### YOUR OBJECTIVE
Examine each line of the data. Copy those that contain the string "rzeczowym".

### SUPPLIED ENTRIES
===

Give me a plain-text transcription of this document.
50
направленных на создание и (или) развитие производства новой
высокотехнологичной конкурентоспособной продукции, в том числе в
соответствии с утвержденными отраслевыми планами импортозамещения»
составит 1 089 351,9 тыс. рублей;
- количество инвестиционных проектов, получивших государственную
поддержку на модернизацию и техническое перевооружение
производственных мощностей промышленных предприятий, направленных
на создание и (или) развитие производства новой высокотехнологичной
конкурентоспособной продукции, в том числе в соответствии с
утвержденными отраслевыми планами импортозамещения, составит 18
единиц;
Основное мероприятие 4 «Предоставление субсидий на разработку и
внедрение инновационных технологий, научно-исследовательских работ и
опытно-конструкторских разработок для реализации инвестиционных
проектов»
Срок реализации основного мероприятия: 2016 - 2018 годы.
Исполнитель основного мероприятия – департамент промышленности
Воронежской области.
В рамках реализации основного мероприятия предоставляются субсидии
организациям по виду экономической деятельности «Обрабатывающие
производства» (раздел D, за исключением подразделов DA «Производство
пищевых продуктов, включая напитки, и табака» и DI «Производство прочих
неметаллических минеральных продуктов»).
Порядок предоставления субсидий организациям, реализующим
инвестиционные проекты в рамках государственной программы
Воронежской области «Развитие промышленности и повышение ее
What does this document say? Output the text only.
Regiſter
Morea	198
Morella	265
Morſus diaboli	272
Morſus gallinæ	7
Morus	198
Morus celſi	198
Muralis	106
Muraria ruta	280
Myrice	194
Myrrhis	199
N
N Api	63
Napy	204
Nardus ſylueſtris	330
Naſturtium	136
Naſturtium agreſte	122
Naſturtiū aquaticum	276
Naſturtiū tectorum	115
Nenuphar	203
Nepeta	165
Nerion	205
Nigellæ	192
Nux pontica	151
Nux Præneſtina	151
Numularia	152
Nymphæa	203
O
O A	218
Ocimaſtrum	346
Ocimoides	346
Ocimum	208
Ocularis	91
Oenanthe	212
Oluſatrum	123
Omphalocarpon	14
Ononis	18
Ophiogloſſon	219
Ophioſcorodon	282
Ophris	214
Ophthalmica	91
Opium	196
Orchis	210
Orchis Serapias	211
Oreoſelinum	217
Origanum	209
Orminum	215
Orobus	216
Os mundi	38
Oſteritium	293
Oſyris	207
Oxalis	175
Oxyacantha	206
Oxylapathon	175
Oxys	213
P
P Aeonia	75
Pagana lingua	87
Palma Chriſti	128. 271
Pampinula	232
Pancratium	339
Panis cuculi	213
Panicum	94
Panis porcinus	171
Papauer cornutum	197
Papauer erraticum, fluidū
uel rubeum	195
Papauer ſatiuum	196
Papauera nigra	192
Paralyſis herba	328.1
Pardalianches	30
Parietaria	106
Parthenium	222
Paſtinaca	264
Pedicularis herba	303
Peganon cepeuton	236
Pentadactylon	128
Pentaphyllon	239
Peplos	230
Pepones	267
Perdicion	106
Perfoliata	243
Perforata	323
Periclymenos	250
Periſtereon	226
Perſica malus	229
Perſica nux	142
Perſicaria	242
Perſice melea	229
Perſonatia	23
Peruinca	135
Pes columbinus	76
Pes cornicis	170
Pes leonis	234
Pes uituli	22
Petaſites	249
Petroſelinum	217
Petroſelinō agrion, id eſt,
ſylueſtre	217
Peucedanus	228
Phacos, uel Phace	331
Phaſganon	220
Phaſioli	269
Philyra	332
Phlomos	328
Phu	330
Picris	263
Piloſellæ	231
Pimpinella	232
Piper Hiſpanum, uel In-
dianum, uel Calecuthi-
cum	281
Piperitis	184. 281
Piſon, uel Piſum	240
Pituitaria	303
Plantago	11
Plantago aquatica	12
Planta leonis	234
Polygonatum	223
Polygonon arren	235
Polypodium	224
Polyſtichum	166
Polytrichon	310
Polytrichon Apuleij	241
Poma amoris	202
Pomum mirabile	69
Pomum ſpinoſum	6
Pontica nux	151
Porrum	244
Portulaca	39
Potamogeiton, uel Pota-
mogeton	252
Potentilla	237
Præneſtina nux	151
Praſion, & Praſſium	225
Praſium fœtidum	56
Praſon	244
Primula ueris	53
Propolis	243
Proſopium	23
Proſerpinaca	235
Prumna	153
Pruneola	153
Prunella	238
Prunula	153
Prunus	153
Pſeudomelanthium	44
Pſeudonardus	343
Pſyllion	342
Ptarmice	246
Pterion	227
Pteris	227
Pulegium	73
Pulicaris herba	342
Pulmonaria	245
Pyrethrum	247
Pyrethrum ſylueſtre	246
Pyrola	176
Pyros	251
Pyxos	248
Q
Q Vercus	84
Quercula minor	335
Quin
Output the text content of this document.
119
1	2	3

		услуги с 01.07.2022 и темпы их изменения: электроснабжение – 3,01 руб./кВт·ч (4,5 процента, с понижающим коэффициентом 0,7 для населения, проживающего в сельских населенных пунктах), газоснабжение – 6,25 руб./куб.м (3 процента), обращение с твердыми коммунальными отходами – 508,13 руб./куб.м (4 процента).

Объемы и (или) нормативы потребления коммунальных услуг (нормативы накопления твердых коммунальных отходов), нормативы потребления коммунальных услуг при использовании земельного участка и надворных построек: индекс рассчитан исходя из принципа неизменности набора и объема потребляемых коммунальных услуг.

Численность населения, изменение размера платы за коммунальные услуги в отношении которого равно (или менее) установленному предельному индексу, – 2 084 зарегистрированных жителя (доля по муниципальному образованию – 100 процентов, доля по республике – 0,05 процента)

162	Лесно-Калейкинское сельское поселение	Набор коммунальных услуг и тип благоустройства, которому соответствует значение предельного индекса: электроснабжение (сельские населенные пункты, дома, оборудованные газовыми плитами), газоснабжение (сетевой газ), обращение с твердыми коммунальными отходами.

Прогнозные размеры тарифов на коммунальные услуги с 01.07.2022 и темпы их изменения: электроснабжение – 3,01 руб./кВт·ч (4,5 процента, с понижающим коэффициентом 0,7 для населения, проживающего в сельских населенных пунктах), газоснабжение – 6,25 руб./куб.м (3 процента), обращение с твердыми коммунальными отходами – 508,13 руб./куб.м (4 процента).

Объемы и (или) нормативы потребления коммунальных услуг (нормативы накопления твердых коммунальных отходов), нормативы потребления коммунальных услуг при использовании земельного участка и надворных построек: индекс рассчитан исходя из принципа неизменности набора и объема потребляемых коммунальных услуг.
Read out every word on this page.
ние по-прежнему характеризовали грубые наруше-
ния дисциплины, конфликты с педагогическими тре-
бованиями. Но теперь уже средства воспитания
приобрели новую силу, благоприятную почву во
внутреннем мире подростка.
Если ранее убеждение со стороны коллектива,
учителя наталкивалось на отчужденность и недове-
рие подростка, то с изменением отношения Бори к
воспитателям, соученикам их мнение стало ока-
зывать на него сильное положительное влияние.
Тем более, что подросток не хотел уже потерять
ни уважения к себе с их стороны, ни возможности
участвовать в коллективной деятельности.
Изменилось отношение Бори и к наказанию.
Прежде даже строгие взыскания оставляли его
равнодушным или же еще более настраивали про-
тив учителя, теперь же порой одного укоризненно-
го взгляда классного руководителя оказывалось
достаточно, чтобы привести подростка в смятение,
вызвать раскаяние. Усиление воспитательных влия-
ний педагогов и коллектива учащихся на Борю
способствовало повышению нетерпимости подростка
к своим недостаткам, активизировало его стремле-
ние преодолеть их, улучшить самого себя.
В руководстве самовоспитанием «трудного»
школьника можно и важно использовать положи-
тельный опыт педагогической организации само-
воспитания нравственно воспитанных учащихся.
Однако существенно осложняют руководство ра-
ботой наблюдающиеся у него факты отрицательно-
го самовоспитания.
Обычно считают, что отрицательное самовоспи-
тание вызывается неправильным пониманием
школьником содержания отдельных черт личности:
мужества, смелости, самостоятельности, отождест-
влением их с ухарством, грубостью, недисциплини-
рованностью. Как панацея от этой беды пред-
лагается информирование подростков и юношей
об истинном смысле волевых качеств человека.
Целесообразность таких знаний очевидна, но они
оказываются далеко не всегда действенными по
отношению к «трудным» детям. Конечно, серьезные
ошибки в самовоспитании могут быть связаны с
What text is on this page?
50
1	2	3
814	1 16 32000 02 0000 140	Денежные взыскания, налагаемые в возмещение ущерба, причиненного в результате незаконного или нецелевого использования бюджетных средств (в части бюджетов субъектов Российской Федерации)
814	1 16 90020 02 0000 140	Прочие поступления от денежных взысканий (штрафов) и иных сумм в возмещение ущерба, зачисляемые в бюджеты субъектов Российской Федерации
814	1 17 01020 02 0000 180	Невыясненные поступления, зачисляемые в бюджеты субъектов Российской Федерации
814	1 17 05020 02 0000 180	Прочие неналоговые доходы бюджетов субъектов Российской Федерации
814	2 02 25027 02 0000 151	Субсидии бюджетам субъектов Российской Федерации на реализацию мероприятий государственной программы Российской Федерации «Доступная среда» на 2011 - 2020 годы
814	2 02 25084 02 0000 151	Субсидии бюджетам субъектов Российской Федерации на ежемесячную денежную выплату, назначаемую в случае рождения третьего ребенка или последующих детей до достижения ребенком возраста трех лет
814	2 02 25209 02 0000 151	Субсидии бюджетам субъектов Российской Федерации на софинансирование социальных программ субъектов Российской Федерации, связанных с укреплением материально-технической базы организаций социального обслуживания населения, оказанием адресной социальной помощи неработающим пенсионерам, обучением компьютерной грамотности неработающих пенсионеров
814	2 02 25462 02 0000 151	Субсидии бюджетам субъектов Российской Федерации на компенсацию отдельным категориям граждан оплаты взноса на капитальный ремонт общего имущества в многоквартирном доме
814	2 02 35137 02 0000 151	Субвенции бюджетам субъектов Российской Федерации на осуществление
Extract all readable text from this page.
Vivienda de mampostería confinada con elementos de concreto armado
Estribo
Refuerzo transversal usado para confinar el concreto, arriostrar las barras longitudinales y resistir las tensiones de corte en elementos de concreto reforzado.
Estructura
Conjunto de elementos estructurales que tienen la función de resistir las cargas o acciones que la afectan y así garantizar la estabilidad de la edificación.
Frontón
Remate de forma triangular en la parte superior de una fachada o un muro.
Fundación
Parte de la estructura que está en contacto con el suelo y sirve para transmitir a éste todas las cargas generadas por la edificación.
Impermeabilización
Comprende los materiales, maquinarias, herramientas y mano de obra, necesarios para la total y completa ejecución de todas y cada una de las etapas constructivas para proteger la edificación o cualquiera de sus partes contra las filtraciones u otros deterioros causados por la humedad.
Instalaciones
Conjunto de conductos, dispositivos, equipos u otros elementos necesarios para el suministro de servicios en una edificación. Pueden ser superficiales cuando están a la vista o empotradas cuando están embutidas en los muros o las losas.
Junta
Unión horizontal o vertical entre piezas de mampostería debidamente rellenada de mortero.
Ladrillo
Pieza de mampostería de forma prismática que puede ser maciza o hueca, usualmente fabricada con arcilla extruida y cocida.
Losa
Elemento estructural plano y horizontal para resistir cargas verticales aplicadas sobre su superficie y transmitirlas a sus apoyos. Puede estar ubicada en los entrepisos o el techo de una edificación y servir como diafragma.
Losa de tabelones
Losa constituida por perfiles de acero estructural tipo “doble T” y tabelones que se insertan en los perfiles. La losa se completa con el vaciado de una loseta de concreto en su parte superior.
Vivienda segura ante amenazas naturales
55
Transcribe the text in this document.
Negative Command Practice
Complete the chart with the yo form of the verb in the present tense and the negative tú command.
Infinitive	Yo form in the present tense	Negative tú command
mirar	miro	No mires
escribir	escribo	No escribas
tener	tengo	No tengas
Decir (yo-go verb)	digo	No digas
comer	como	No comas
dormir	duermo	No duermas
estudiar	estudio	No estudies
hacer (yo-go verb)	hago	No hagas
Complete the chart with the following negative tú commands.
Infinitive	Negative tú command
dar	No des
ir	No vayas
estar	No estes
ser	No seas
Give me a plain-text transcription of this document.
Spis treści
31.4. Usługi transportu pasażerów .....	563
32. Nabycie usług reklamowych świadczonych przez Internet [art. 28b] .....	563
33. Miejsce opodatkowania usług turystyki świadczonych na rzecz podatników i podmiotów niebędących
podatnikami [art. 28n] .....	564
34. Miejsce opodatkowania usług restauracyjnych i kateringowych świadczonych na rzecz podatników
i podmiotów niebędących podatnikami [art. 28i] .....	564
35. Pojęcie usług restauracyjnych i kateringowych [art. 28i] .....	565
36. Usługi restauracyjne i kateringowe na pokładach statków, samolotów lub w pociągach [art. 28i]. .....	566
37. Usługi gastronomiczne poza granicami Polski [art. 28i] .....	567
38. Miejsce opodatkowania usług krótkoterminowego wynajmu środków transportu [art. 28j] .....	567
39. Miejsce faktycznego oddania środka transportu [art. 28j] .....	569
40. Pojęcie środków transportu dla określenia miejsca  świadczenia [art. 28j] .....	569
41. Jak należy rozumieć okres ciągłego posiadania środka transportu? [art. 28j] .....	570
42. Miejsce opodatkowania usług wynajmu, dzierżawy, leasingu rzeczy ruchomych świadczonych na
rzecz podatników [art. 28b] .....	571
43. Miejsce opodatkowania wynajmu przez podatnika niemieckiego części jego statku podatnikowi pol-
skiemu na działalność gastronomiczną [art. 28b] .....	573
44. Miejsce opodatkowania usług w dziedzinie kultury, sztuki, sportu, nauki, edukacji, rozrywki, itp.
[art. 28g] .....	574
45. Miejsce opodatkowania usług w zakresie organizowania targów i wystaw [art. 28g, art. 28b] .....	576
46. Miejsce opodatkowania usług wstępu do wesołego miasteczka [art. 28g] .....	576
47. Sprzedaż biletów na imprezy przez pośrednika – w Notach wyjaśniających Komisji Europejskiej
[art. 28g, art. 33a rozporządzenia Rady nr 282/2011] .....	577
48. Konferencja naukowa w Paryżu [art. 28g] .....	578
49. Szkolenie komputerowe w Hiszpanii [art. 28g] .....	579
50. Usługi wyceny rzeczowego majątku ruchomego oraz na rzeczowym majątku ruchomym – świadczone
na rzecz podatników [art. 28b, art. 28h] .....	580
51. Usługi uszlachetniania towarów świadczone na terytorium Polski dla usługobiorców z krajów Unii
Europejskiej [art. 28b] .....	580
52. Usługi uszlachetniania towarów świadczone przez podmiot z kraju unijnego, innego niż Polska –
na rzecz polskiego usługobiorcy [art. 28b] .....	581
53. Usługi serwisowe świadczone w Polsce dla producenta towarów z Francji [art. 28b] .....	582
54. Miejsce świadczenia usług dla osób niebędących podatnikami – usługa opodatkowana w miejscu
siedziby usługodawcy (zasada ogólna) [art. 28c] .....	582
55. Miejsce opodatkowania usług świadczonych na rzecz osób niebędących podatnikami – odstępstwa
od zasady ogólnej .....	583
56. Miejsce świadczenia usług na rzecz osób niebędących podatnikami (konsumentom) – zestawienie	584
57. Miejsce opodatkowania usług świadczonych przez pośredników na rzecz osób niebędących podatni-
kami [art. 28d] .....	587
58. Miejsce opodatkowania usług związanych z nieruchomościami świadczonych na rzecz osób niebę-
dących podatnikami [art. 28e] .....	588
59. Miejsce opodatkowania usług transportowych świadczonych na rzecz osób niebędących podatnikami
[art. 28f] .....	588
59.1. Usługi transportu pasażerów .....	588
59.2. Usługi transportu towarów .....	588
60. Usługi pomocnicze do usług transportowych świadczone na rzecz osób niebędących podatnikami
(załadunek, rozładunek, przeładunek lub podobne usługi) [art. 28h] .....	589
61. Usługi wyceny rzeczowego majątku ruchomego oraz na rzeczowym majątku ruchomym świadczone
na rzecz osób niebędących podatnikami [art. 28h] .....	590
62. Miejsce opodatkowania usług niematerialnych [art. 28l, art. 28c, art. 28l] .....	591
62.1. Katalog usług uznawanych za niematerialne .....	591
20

===

### WRITTEN SOLUTION
50. Usługi wyceny rzeczowego majątku ruchomego oraz na rzeczowym majątku ruchomym – świadczone
61. Usługi wyceny rzeczowego majątku ruchomego oraz na rzeczowym majątku ruchomym świadczone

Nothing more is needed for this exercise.